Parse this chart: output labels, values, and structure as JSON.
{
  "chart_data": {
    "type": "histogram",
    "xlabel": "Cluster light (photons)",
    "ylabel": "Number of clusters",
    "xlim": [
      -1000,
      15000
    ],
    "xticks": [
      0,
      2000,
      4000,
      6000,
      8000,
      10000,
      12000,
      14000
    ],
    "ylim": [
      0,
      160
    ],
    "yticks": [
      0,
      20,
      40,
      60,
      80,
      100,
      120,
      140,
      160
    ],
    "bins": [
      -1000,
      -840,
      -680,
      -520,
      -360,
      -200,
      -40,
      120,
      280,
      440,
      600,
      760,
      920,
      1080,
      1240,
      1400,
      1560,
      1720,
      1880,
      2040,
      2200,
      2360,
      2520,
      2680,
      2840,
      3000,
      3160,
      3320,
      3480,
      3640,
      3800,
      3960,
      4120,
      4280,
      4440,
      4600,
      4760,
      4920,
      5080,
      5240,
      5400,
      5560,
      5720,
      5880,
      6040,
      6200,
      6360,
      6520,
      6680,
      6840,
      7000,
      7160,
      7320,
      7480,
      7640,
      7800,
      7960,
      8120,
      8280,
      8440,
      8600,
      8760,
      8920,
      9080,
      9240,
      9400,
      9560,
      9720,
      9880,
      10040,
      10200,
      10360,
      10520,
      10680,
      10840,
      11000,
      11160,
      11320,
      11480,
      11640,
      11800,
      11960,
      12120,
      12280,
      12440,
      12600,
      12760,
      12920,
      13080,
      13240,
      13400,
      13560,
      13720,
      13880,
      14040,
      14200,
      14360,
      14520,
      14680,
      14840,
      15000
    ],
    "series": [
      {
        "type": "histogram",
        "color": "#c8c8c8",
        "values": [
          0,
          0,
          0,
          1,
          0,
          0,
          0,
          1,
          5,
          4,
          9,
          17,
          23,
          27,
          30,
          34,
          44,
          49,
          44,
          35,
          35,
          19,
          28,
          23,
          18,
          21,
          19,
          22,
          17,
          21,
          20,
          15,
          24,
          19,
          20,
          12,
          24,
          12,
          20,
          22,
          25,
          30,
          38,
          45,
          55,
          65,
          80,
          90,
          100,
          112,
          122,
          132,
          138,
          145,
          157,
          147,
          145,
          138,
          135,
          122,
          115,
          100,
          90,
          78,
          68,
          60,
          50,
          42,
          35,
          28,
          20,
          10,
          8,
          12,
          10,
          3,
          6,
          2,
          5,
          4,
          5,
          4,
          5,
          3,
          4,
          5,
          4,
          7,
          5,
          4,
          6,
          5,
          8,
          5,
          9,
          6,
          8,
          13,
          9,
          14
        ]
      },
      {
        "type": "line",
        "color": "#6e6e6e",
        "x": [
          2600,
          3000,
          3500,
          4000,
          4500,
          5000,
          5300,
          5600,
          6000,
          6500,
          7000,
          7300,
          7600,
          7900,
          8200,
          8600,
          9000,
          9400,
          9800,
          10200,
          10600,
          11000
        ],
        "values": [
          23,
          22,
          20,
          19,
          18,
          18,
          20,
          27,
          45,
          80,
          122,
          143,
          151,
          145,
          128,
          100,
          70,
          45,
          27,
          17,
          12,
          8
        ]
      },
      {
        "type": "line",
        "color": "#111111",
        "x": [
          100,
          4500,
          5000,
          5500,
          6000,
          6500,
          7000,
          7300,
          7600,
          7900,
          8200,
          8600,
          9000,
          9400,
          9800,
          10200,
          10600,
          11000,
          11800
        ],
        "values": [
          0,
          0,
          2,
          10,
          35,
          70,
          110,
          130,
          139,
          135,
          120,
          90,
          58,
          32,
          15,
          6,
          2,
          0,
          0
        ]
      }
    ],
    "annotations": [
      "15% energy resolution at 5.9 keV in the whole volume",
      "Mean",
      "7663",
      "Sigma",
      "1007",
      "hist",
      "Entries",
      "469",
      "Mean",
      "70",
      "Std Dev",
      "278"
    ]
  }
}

- - - - -

▶ _STATED EXERCISE_
Repeat the data verbatim.

▶ _CORRECT RESULT_
Parse this chart: output labels, values, and structure as JSON.
{
  "chart_data": {
    "type": "histogram",
    "xlabel": "Cluster light (photons)",
    "ylabel": "Number of clusters",
    "xlim": [
      -1000,
      15000
    ],
    "xticks": [
      0,
      2000,
      4000,
      6000,
      8000,
      10000,
      12000,
      14000
    ],
    "ylim": [
      0,
      160
    ],
    "yticks": [
      0,
      20,
      40,
      60,
      80,
      100,
      120,
      140,
      160
    ],
    "bins": [
      -1000,
      -840,
      -680,
      -520,
      -360,
      -200,
      -40,
      120,
      280,
      440,
      600,
      760,
      920,
      1080,
      1240,
      1400,
      1560,
      1720,
      1880,
      2040,
      2200,
      2360,
      2520,
      2680,
      2840,
      3000,
      3160,
      3320,
      3480,
      3640,
      3800,
      3960,
      4120,
      4280,
      4440,
      4600,
      4760,
      4920,
      5080,
      5240,
      5400,
      5560,
      5720,
      5880,
      6040,
      6200,
      6360,
      6520,
      6680,
      6840,
      7000,
      7160,
      7320,
      7480,
      7640,
      7800,
      7960,
      8120,
      8280,
      8440,
      8600,
      8760,
      8920,
      9080,
      9240,
      9400,
      9560,
      9720,
      9880,
      10040,
      10200,
      10360,
      10520,
      10680,
      10840,
      11000,
      11160,
      11320,
      11480,
      11640,
      11800,
      11960,
      12120,
      12280,
      12440,
      12600,
      12760,
      12920,
      13080,
      13240,
      13400,
      13560,
      13720,
      13880,
      14040,
      14200,
      14360,
      14520,
      14680,
      14840,
      15000
    ],
    "series": [
      {
        "type": "histogram",
        "color": "#c8c8c8",
        "values": [
          0,
          0,
          0,
          1,
          0,
          0,
          0,
          1,
          5,
          4,
          9,
          17,
          23,
          27,
          30,
          34,
          44,
          49,
          44,
          35,
          35,
          19,
          28,
          23,
          18,
          21,
          19,
          22,
          17,
          21,
          20,
          15,
          24,
          19,
          20,
          12,
          24,
          12,
          20,
          22,
          25,
          30,
          38,
          45,
          55,
          65,
          80,
          90,
          100,
          112,
          122,
          132,
          138,
          145,
          157,
          147,
          145,
          138,
          135,
          122,
          115,
          100,
          90,
          78,
          68,
          60,
          50,
          42,
          35,
          28,
          20,
          10,
          8,
          12,
          10,
          3,
          6,
          2,
          5,
          4,
          5,
          4,
          5,
          3,
          4,
          5,
          4,
          7,
          5,
          4,
          6,
          5,
          8,
          5,
          9,
          6,
          8,
          13,
          9,
          14
        ]
      },
      {
        "type": "line",
        "color": "#6e6e6e",
        "x": [
          2600,
          3000,
          3500,
          4000,
          4500,
          5000,
          5300,
          5600,
          6000,
          6500,
          7000,
          7300,
          7600,
          7900,
          8200,
          8600,
          9000,
          9400,
          9800,
          10200,
          10600,
          11000
        ],
        "values": [
          23,
          22,
          20,
          19,
          18,
          18,
          20,
          27,
          45,
          80,
          122,
          143,
          151,
          145,
          128,
          100,
          70,
          45,
          27,
          17,
          12,
          8
        ]
      },
      {
        "type": "line",
        "color": "#111111",
        "x": [
          100,
          4500,
          5000,
          5500,
          6000,
          6500,
          7000,
          7300,
          7600,
          7900,
          8200,
          8600,
          9000,
          9400,
          9800,
          10200,
          10600,
          11000,
          11800
        ],
        "values": [
          0,
          0,
          2,
          10,
          35,
          70,
          110,
          130,
          139,
          135,
          120,
          90,
          58,
          32,
          15,
          6,
          2,
          0,
          0
        ]
      }
    ],
    "annotations": [
      "15% energy resolution at 5.9 keV in the whole volume",
      "Mean",
      "7663",
      "Sigma",
      "1007",
      "hist",
      "Entries",
      "469",
      "Mean",
      "70",
      "Std Dev",
      "278"
    ]
  }
}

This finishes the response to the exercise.